Exercise input start

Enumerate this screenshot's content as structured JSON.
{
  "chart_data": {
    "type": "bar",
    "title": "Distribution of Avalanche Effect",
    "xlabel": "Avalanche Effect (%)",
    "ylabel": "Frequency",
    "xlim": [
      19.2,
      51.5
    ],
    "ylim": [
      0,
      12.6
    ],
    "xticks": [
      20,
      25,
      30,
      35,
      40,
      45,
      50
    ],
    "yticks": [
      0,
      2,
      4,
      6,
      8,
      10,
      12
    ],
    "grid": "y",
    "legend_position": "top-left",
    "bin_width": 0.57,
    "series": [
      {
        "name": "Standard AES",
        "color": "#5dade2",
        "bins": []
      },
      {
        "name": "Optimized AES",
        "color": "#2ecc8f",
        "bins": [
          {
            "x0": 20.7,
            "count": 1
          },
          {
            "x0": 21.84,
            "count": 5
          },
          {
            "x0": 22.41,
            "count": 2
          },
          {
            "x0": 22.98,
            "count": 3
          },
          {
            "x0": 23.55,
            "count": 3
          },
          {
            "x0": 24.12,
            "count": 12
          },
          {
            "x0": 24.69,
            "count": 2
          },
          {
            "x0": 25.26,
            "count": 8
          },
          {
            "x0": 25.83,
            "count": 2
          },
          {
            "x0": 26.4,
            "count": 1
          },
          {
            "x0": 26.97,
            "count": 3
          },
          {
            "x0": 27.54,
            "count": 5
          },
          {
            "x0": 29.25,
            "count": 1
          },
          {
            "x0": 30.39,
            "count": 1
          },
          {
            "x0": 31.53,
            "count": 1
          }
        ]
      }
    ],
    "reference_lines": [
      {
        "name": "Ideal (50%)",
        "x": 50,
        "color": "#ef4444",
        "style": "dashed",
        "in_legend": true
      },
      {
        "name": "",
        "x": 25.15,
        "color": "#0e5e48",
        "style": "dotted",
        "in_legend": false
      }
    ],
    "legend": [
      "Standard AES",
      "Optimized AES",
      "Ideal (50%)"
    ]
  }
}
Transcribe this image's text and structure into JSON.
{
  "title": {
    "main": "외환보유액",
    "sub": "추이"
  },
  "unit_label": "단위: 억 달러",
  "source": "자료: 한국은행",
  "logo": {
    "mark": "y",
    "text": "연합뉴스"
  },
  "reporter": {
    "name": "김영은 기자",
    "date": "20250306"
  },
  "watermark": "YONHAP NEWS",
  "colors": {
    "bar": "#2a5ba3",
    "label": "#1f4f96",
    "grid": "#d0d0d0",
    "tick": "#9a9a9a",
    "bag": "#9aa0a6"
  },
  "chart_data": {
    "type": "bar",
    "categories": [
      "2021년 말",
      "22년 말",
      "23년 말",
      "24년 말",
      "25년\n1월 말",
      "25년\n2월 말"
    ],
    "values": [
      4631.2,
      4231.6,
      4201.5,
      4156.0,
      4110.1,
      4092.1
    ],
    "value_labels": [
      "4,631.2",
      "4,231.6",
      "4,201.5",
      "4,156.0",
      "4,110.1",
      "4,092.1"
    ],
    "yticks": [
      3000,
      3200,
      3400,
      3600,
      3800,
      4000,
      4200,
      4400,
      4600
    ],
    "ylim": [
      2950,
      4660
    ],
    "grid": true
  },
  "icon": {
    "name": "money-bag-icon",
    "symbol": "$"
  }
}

Exercise input end

Exercise –
Repeat the material word for word, in full.

Solution –
Enumerate this screenshot's content as structured JSON.
{
  "chart_data": {
    "type": "bar",
    "title": "Distribution of Avalanche Effect",
    "xlabel": "Avalanche Effect (%)",
    "ylabel": "Frequency",
    "xlim": [
      19.2,
      51.5
    ],
    "ylim": [
      0,
      12.6
    ],
    "xticks": [
      20,
      25,
      30,
      35,
      40,
      45,
      50
    ],
    "yticks": [
      0,
      2,
      4,
      6,
      8,
      10,
      12
    ],
    "grid": "y",
    "legend_position": "top-left",
    "bin_width": 0.57,
    "series": [
      {
        "name": "Standard AES",
        "color": "#5dade2",
        "bins": []
      },
      {
        "name": "Optimized AES",
        "color": "#2ecc8f",
        "bins": [
          {
            "x0": 20.7,
            "count": 1
          },
          {
            "x0": 21.84,
            "count": 5
          },
          {
            "x0": 22.41,
            "count": 2
          },
          {
            "x0": 22.98,
            "count": 3
          },
          {
            "x0": 23.55,
            "count": 3
          },
          {
            "x0": 24.12,
            "count": 12
          },
          {
            "x0": 24.69,
            "count": 2
          },
          {
            "x0": 25.26,
            "count": 8
          },
          {
            "x0": 25.83,
            "count": 2
          },
          {
            "x0": 26.4,
            "count": 1
          },
          {
            "x0": 26.97,
            "count": 3
          },
          {
            "x0": 27.54,
            "count": 5
          },
          {
            "x0": 29.25,
            "count": 1
          },
          {
            "x0": 30.39,
            "count": 1
          },
          {
            "x0": 31.53,
            "count": 1
          }
        ]
      }
    ],
    "reference_lines": [
      {
        "name": "Ideal (50%)",
        "x": 50,
        "color": "#ef4444",
        "style": "dashed",
        "in_legend": true
      },
      {
        "name": "",
        "x": 25.15,
        "color": "#0e5e48",
        "style": "dotted",
        "in_legend": false
      }
    ],
    "legend": [
      "Standard AES",
      "Optimized AES",
      "Ideal (50%)"
    ]
  }
}
Transcribe this image's text and structure into JSON.
{
  "title": {
    "main": "외환보유액",
    "sub": "추이"
  },
  "unit_label": "단위: 억 달러",
  "source": "자료: 한국은행",
  "logo": {
    "mark": "y",
    "text": "연합뉴스"
  },
  "reporter": {
    "name": "김영은 기자",
    "date": "20250306"
  },
  "watermark": "YONHAP NEWS",
  "colors": {
    "bar": "#2a5ba3",
    "label": "#1f4f96",
    "grid": "#d0d0d0",
    "tick": "#9a9a9a",
    "bag": "#9aa0a6"
  },
  "chart_data": {
    "type": "bar",
    "categories": [
      "2021년 말",
      "22년 말",
      "23년 말",
      "24년 말",
      "25년\n1월 말",
      "25년\n2월 말"
    ],
    "values": [
      4631.2,
      4231.6,
      4201.5,
      4156.0,
      4110.1,
      4092.1
    ],
    "value_labels": [
      "4,631.2",
      "4,231.6",
      "4,201.5",
      "4,156.0",
      "4,110.1",
      "4,092.1"
    ],
    "yticks": [
      3000,
      3200,
      3400,
      3600,
      3800,
      4000,
      4200,
      4400,
      4600
    ],
    "ylim": [
      2950,
      4660
    ],
    "grid": true
  },
  "icon": {
    "name": "money-bag-icon",
    "symbol": "$"
  }
}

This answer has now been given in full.